CONJUNTO DE TAREAS:
1. ¿Concuerdan con el fragmento sobre Kianny Antigua las afirmaciones (a) Ernesto Sábato sostiene que la verdadera patria es aquella en la que transcurrió la infancia, (b) la autora de El expreso se estableció en su nueva patria ya siendo adulta, y (c) Kianny N. Antigua es una excepción entre quienes escriben? Responde sí o no a cada una y cita textualmente las palabras del fragmento que lo deciden.
2. Prosigue el fragmento sobre Kianny Antigua a partir de su última oración.

TEXTO EXTRAÍDO:
• • • •
Siendo consecuente con mis anteriores palabras, señalaré que Kianny N. Antigua no es la excepción, ella, a la hora de escribir, también se ha mirado al espejo. Y sus historias se desprenden de su ser como las hojas caducas de los árboles en otoño. Al adentrarnos en los relatos de El expreso inmediatamente percibimos la inocultable influencia del entorno en que se forjado su autora. A flor de página se perciben las huellas de sus primeros pasos, el dolor de una adolescencia a veces feliz, placentera, y otras veces llena de carencias, de sobresaltos. En una adolescencia empujada por la fuerza hacia una madurez extemporánea, la autora de El expreso tuvo la suerte o desdicha de hacer un difícil tránsito: abandonar su patria y establecerse en la nueva, en una patria lejana, distante de la verdadera. Porque, según Ernesto Sábato, la verdadera patria es aquella en la que transcurrió nuestra infancia, en donde fuimos felices a pesar de todo, porque no conocíamos ni teníamos conciencia de la muerte ni de las maldades humanas. Este tránsito, esta mudanza, marca de manera decisiva la narrativa de Kianny Antigua, tal como señalaremos más adelante, y como fácilmente puede comprobar el lector.
• • • •
REGISTROS DE DATOS:

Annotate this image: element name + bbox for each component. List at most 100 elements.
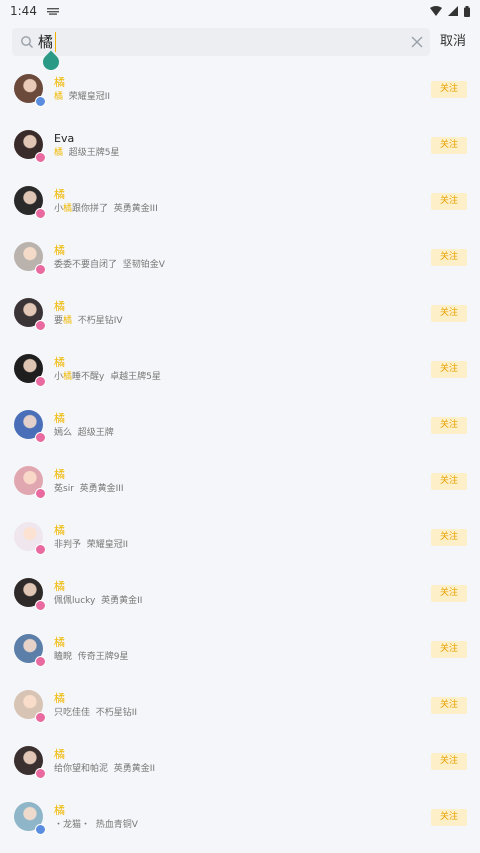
- rank-label: 超级王牌5星: [68, 148, 120, 158]
- nickname-suffix: 嫣么: [54, 428, 73, 438]
- user-row[interactable]: 橘佩佩lucky 英勇黄金II 关注: [0, 566, 480, 622]
- user-row[interactable]: 橘・龙猫・ 热血青铜V 关注: [0, 790, 480, 846]
- user-subtitle: 给你望和帕泥 英勇黄金II: [54, 763, 155, 775]
- user-subtitle: 佩佩lucky 英勇黄金II: [54, 595, 142, 607]
- user-name: 橘: [54, 748, 65, 761]
- follow-button[interactable]: 关注: [431, 641, 467, 658]
- user-name: 橘: [54, 636, 65, 649]
- rank-label: 英勇黄金III: [113, 204, 158, 214]
- user-name: 橘: [54, 692, 65, 705]
- status-icons: [430, 5, 470, 17]
- search-screen: 1:44 橘 取消 橘 橘 荣耀皇冠II 关注 Eva 橘 超级王牌5星 关注 …: [0, 0, 480, 853]
- rank-label: 荣耀皇冠II: [68, 92, 111, 102]
- nickname-prefix: 小: [54, 204, 64, 214]
- nickname-prefix: 小: [54, 372, 64, 382]
- user-subtitle: 莬sir 英勇黄金III: [54, 483, 124, 495]
- signal-icon: [448, 6, 458, 16]
- user-name: 橘: [54, 412, 65, 425]
- gender-badge-icon: [35, 432, 46, 443]
- follow-button[interactable]: 关注: [431, 361, 467, 378]
- user-list: 橘橘 荣耀皇冠II 关注 Eva 橘 超级王牌5星 关注橘小橘跟你拼了 英勇黄金III 关…: [0, 62, 480, 846]
- gender-badge-icon: [35, 488, 46, 499]
- gender-badge-icon: [35, 712, 46, 723]
- gender-badge-icon: [35, 656, 46, 667]
- gender-badge-icon: [35, 600, 46, 611]
- user-subtitle: 橘 超级王牌5星: [54, 147, 119, 159]
- follow-button[interactable]: 关注: [431, 81, 467, 98]
- user-row[interactable]: 橘小橘睡不醒y 卓越王牌5星 关注: [0, 342, 480, 398]
- rank-label: 热血青铜V: [95, 820, 138, 830]
- follow-button[interactable]: 关注: [431, 305, 467, 322]
- gender-badge-icon: [35, 376, 46, 387]
- nickname-suffix: 只吃佳佳: [54, 708, 91, 718]
- nickname-suffix: ・龙猫・: [54, 820, 91, 830]
- user-name: 橘: [54, 244, 65, 257]
- user-row[interactable]: 橘非判予 荣耀皇冠II 关注: [0, 510, 480, 566]
- nickname-suffix: 跟你拼了: [72, 204, 109, 214]
- follow-button[interactable]: 关注: [431, 753, 467, 770]
- user-subtitle: 非判予 荣耀皇冠II: [54, 539, 128, 551]
- follow-button[interactable]: 关注: [431, 417, 467, 434]
- user-row[interactable]: 橘要橘 不朽星钻IV 关注: [0, 286, 480, 342]
- user-name: 橘: [54, 524, 65, 537]
- rank-label: 不朽星钻IV: [77, 316, 123, 326]
- search-icon: [21, 36, 33, 48]
- user-name: 橘: [54, 468, 65, 481]
- status-time: 1:44: [10, 4, 37, 18]
- nickname-suffix: 佩佩lucky: [54, 596, 96, 606]
- user-name: 橘: [54, 356, 65, 369]
- user-row[interactable]: 橘委委不要自闭了 坚韧铂金V 关注: [0, 230, 480, 286]
- nickname-highlight: 橘: [54, 148, 64, 158]
- nickname-prefix: 要: [54, 316, 64, 326]
- follow-button[interactable]: 关注: [431, 249, 467, 266]
- user-name: 橘: [54, 76, 65, 89]
- search-query[interactable]: 橘: [38, 32, 57, 52]
- nickname-suffix: 瞌睨: [54, 652, 73, 662]
- user-subtitle: 要橘 不朽星钻IV: [54, 315, 123, 327]
- user-row[interactable]: Eva 橘 超级王牌5星 关注: [0, 118, 480, 174]
- rank-label: 英勇黄金II: [101, 596, 143, 606]
- rank-label: 不朽星钻II: [95, 708, 138, 718]
- follow-button[interactable]: 关注: [431, 809, 467, 826]
- nickname-suffix: 非判予: [54, 540, 82, 550]
- nickname-highlight: 橘: [63, 204, 73, 214]
- follow-button[interactable]: 关注: [431, 473, 467, 490]
- gender-badge-icon: [35, 264, 46, 275]
- rank-label: 传奇王牌9星: [77, 652, 129, 662]
- gender-badge-icon: [35, 544, 46, 555]
- search-input[interactable]: 橘: [12, 28, 430, 56]
- user-row[interactable]: 橘给你望和帕泥 英勇黄金II 关注: [0, 734, 480, 790]
- follow-button[interactable]: 关注: [431, 137, 467, 154]
- follow-button[interactable]: 关注: [431, 193, 467, 210]
- follow-button[interactable]: 关注: [431, 529, 467, 546]
- follow-button[interactable]: 关注: [431, 697, 467, 714]
- rank-label: 卓越王牌5星: [110, 372, 161, 382]
- battery-icon: [464, 5, 470, 17]
- nickname-highlight: 橘: [54, 92, 64, 102]
- gender-badge-icon: [35, 96, 46, 107]
- rank-label: 英勇黄金II: [113, 764, 156, 774]
- rank-label: 英勇黄金III: [79, 484, 124, 494]
- search-row: 橘 取消: [0, 22, 480, 62]
- status-bar: 1:44: [0, 0, 480, 22]
- user-row[interactable]: 橘只吃佳佳 不朽星钻II 关注: [0, 678, 480, 734]
- nickname-suffix: 莬sir: [54, 484, 74, 494]
- follow-button[interactable]: 关注: [431, 585, 467, 602]
- nickname-highlight: 橘: [63, 372, 73, 382]
- user-row[interactable]: 橘橘 荣耀皇冠II 关注: [0, 62, 480, 118]
- user-name: 橘: [54, 188, 65, 201]
- gender-badge-icon: [35, 320, 46, 331]
- user-row[interactable]: 橘莬sir 英勇黄金III 关注: [0, 454, 480, 510]
- user-subtitle: 瞌睨 传奇王牌9星: [54, 651, 128, 663]
- clear-icon[interactable]: [410, 35, 424, 49]
- user-name: Eva: [54, 132, 75, 145]
- nickname-highlight: 橘: [63, 316, 73, 326]
- nickname-suffix: 委委不要自闭了: [54, 260, 118, 270]
- rank-label: 荣耀皇冠II: [86, 540, 129, 550]
- user-row[interactable]: 橘小橘跟你拼了 英勇黄金III 关注: [0, 174, 480, 230]
- user-row[interactable]: 橘嫣么 超级王牌 关注: [0, 398, 480, 454]
- cancel-button[interactable]: 取消: [440, 32, 466, 52]
- user-subtitle: 橘 荣耀皇冠II: [54, 91, 110, 103]
- user-row[interactable]: 橘瞌睨 传奇王牌9星 关注: [0, 622, 480, 678]
- gender-badge-icon: [35, 768, 46, 779]
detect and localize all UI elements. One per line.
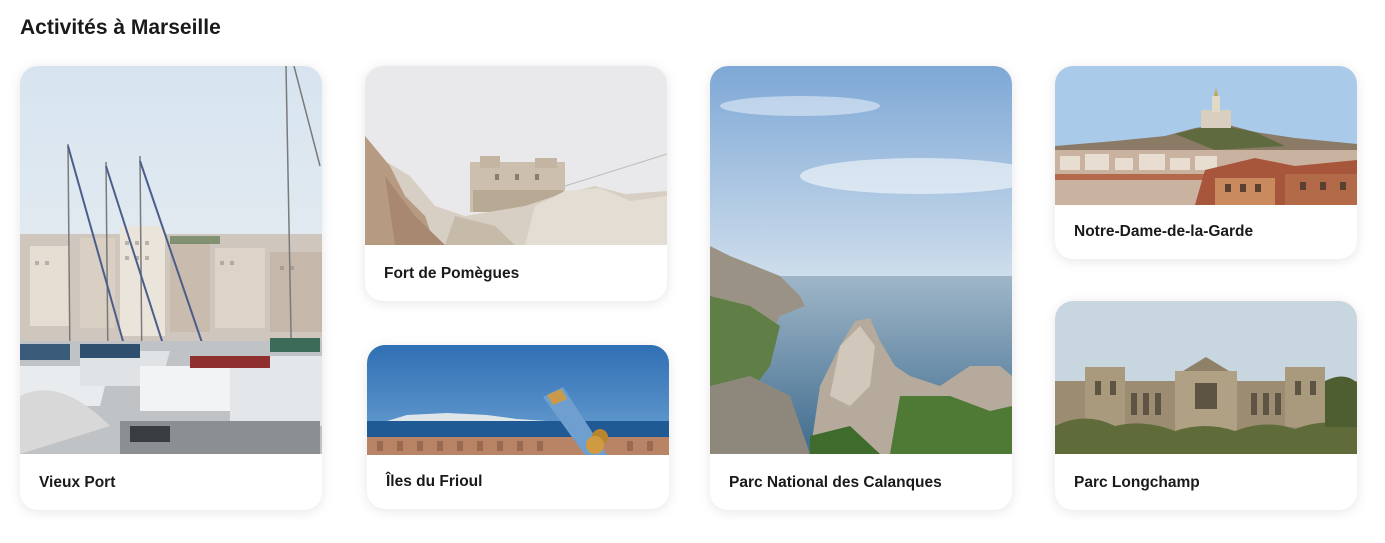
activity-label: Vieux Port [39,474,116,491]
activity-label: Notre-Dame-de-la-Garde [1074,223,1254,240]
page-title: Activités à Marseille [20,16,221,39]
parc-longchamp-image [1055,301,1357,454]
activity-label: Parc Longchamp [1074,474,1200,491]
activity-card-vieux-port[interactable]: Vieux Port [20,66,322,510]
activity-card-calanques[interactable]: Parc National des Calanques [710,66,1012,510]
calanques-image [710,66,1012,454]
activity-label: Fort de Pomègues [384,265,520,282]
iles-du-frioul-image [367,345,669,455]
fort-de-pomegues-image [365,66,667,245]
activity-card-fort-de-pomegues[interactable]: Fort de Pomègues [365,66,667,301]
notre-dame-de-la-garde-image [1055,66,1357,205]
activity-label: Îles du Frioul [386,473,483,490]
activity-card-notre-dame-de-la-garde[interactable]: Notre-Dame-de-la-Garde [1055,66,1357,259]
activity-card-parc-longchamp[interactable]: Parc Longchamp [1055,301,1357,510]
activity-card-iles-du-frioul[interactable]: Îles du Frioul [367,345,669,509]
activity-label: Parc National des Calanques [729,474,942,491]
vieux-port-image [20,66,322,454]
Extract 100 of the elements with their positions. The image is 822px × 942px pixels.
• • • •
RESULTADOS POR TAREA:
1.
(a) Sí: «según Ernesto Sábato, la verdadera patria es aquella en la que transcurrió nuestra infancia».
(b) No: «En una adolescencia empujada por la fuerza hacia una madurez extemporánea, la autora de El expreso tuvo la suerte o desdicha de hacer un difícil tránsito: abandonar su patria y establecerse en la nueva».
(c) No: «Kianny N. Antigua no es la excepción».

2.
Dentro de las figuras dominantes en El expreso la madre juega un rol protagónico. La madre está presente en muchos de los relatos del libro y a veces aparece como una figura borrosa, distante; en otros su presencia es contundente. Otro tanto podría decirse de la figura paterna. Desde el primer cuento del libro, “Hortelano”, su presencia es notoria: “A mis padres hace mucho que no los veo. Ni siquiera con lo del accidente se dignaron en venir a verme. El viejo no manca en mandarme dinero, pero nada más. La vieja no es más que su sombra, no va ni al baño si a papá no se le ocurre miar” (pág. 15). En “La última hoja verde” dice: “cuando caí en esta tumba le agradecí al cielo que mi madre hubiera muerto, porque, si no, encima abría tenido que cargar con su muerte”. En “De tal palo, tal astilla” la madre aparece con mucha contundencia, crudeza, e incluso es tratada con cierta inclemencia, con mucha dureza. En “Desembrar”, no obstante, la madre sale mejor parada. En “Mi amigo Lucas” esta figura recurrente es retratada como una mujer fría, sofisticada, distante, incapaz de escuchar. En este relato, en donde la autora, rompe un tanto con el esquema del libro, la ausencia del padre es sustituida y compensada por una ilusión, fantasma o duende. A raíz de estos hallazgos, podemos aseverar que la obra de Kianny Antigua está marcada por carencias afectivas que se manifiestan de distintas formas, en distintas situaciones. Estas ausencias, no obstante, no son un signo negativo que empañe su obra, al contrario, la humanizan y confirman la teoría del espejo.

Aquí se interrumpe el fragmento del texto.